Word for word, quote all of the material, omitting the pictures.

☆ ☆ ☆ ☆ ☆

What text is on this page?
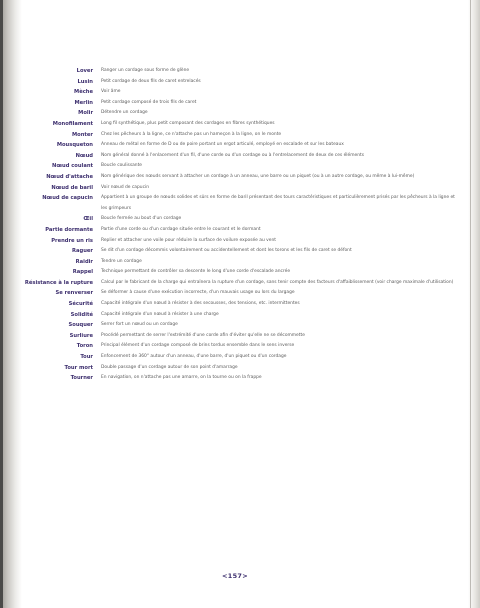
Lover Ranger un cordage sous forme de glène
Lusin Petit cordage de deux fils de caret entrelacés
Mèche Voir âme
Merlin Petit cordage composé de trois fils de caret
Molir Détendre un cordage
Monofilament Long fil synthétique, plus petit composant des cordages en fibres synthétiques
Monter Chez les pêcheurs à la ligne, ce n'attache pas un hameçon à la ligne, on le monte
Mousqueton Anneau de métal en forme de D ou de poire portant un ergot articulé, employé en escalade et sur les bateaux
Nœud Nom général donné à l'enlacement d'un fil, d'une corde ou d'un cordage ou à l'entrelacement de deux de ces éléments
Nœud coulant Boucle coulissante
Nœud d'attache Nom générique des nœuds servant à attacher un cordage à un anneau, une barre ou un piquet (ou à un autre cordage, ou même à lui-même)
Nœud de baril Voir nœud de capucin
Nœud de capucin Appartient à un groupe de nœuds solides et sûrs en forme de baril présentant des tours caractéristiques et particulièrement prisés par les pêcheurs à la ligne et les grimpeurs
Œil Boucle fermée au bout d'un cordage
Partie dormante Partie d'une corde ou d'un cordage située entre le courant et le dormant
Prendre un ris Replier et attacher une voile pour réduire la surface de voilure exposée au vent
Raguer Se dit d'un cordage décommis volontairement ou accidentellement et dont les torons et les fils de caret se défont
Raidir Tendre un cordage
Rappel Technique permettant de contrôler sa descente le long d'une corde d'escalade ancrée
Résistance à la rupture Calcul par le fabricant de la charge qui entraînera la rupture d'un cordage, sans tenir compte des facteurs d'affaiblissement (voir charge maximale d'utilisation)
Se renverser Se déformer à cause d'une exécution incorrecte, d'un mauvais usage ou lors du largage
Sécurité Capacité intégrale d'un nœud à résister à des secousses, des tensions, etc. intermittentes
Solidité Capacité intégrale d'un nœud à résister à une charge
Souquer Serrer fort un nœud ou un cordage
Surliure Procédé permettant de serrer l'extrémité d'une corde afin d'éviter qu'elle ne se décommette
Toron Principal élément d'un cordage composé de brins tordus ensemble dans le sens inverse
Tour Enfoncement de 360° autour d'un anneau, d'une barre, d'un piquet ou d'un cordage
Tour mort Double passage d'un cordage autour de son point d'amarrage
Tourner En navigation, on n'attache pas une amarre, on la tourne ou on la frappe
<157>
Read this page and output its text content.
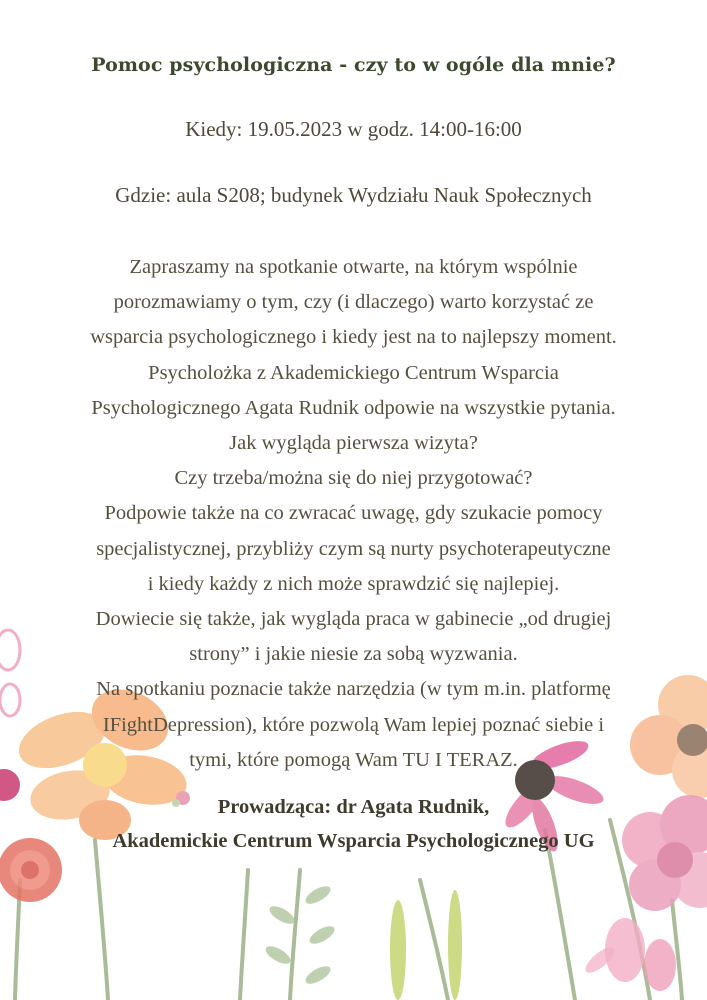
Pomoc psychologiczna - czy to w ogóle dla mnie?
Kiedy: 19.05.2023 w godz. 14:00-16:00
Gdzie: aula S208; budynek Wydziału Nauk Społecznych
Zapraszamy na spotkanie otwarte, na którym wspólnie
porozmawiamy o tym, czy (i dlaczego) warto korzystać ze
wsparcia psychologicznego i kiedy jest na to najlepszy moment.
Psycholożka z Akademickiego Centrum Wsparcia
Psychologicznego Agata Rudnik odpowie na wszystkie pytania.
Jak wygląda pierwsza wizyta?
Czy trzeba/można się do niej przygotować?
Podpowie także na co zwracać uwagę, gdy szukacie pomocy
specjalistycznej, przybliży czym są nurty psychoterapeutyczne
i kiedy każdy z nich może sprawdzić się najlepiej.
Dowiecie się także, jak wygląda praca w gabinecie „od drugiej
strony” i jakie niesie za sobą wyzwania.
Na spotkaniu poznacie także narzędzia (w tym m.in. platformę
IFightDepression), które pozwolą Wam lepiej poznać siebie i
tymi, które pomogą Wam TU I TERAZ.
Prowadząca: dr Agata Rudnik,
Akademickie Centrum Wsparcia Psychologicznego UG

☆ ☆ ☆ ☆ ☆

● Response for this exercise
What text is on this page?
Lover Ranger un cordage sous forme de glène
Lusin Petit cordage de deux fils de caret entrelacés
Mèche Voir âme
Merlin Petit cordage composé de trois fils de caret
Molir Détendre un cordage
Monofilament Long fil synthétique, plus petit composant des cordages en fibres synthétiques
Monter Chez les pêcheurs à la ligne, ce n'attache pas un hameçon à la ligne, on le monte
Mousqueton Anneau de métal en forme de D ou de poire portant un ergot articulé, employé en escalade et sur les bateaux
Nœud Nom général donné à l'enlacement d'un fil, d'une corde ou d'un cordage ou à l'entrelacement de deux de ces éléments
Nœud coulant Boucle coulissante
Nœud d'attache Nom générique des nœuds servant à attacher un cordage à un anneau, une barre ou un piquet (ou à un autre cordage, ou même à lui-même)
Nœud de baril Voir nœud de capucin
Nœud de capucin Appartient à un groupe de nœuds solides et sûrs en forme de baril présentant des tours caractéristiques et particulièrement prisés par les pêcheurs à la ligne et les grimpeurs
Œil Boucle fermée au bout d'un cordage
Partie dormante Partie d'une corde ou d'un cordage située entre le courant et le dormant
Prendre un ris Replier et attacher une voile pour réduire la surface de voilure exposée au vent
Raguer Se dit d'un cordage décommis volontairement ou accidentellement et dont les torons et les fils de caret se défont
Raidir Tendre un cordage
Rappel Technique permettant de contrôler sa descente le long d'une corde d'escalade ancrée
Résistance à la rupture Calcul par le fabricant de la charge qui entraînera la rupture d'un cordage, sans tenir compte des facteurs d'affaiblissement (voir charge maximale d'utilisation)
Se renverser Se déformer à cause d'une exécution incorrecte, d'un mauvais usage ou lors du largage
Sécurité Capacité intégrale d'un nœud à résister à des secousses, des tensions, etc. intermittentes
Solidité Capacité intégrale d'un nœud à résister à une charge
Souquer Serrer fort un nœud ou un cordage
Surliure Procédé permettant de serrer l'extrémité d'une corde afin d'éviter qu'elle ne se décommette
Toron Principal élément d'un cordage composé de brins tordus ensemble dans le sens inverse
Tour Enfoncement de 360° autour d'un anneau, d'une barre, d'un piquet ou d'un cordage
Tour mort Double passage d'un cordage autour de son point d'amarrage
Tourner En navigation, on n'attache pas une amarre, on la tourne ou on la frappe
<157>
Read this page and output its text content.
Pomoc psychologiczna - czy to w ogóle dla mnie?
Kiedy: 19.05.2023 w godz. 14:00-16:00
Gdzie: aula S208; budynek Wydziału Nauk Społecznych
Zapraszamy na spotkanie otwarte, na którym wspólnie
porozmawiamy o tym, czy (i dlaczego) warto korzystać ze
wsparcia psychologicznego i kiedy jest na to najlepszy moment.
Psycholożka z Akademickiego Centrum Wsparcia
Psychologicznego Agata Rudnik odpowie na wszystkie pytania.
Jak wygląda pierwsza wizyta?
Czy trzeba/można się do niej przygotować?
Podpowie także na co zwracać uwagę, gdy szukacie pomocy
specjalistycznej, przybliży czym są nurty psychoterapeutyczne
i kiedy każdy z nich może sprawdzić się najlepiej.
Dowiecie się także, jak wygląda praca w gabinecie „od drugiej
strony” i jakie niesie za sobą wyzwania.
Na spotkaniu poznacie także narzędzia (w tym m.in. platformę
IFightDepression), które pozwolą Wam lepiej poznać siebie i
tymi, które pomogą Wam TU I TERAZ.
Prowadząca: dr Agata Rudnik,
Akademickie Centrum Wsparcia Psychologicznego UG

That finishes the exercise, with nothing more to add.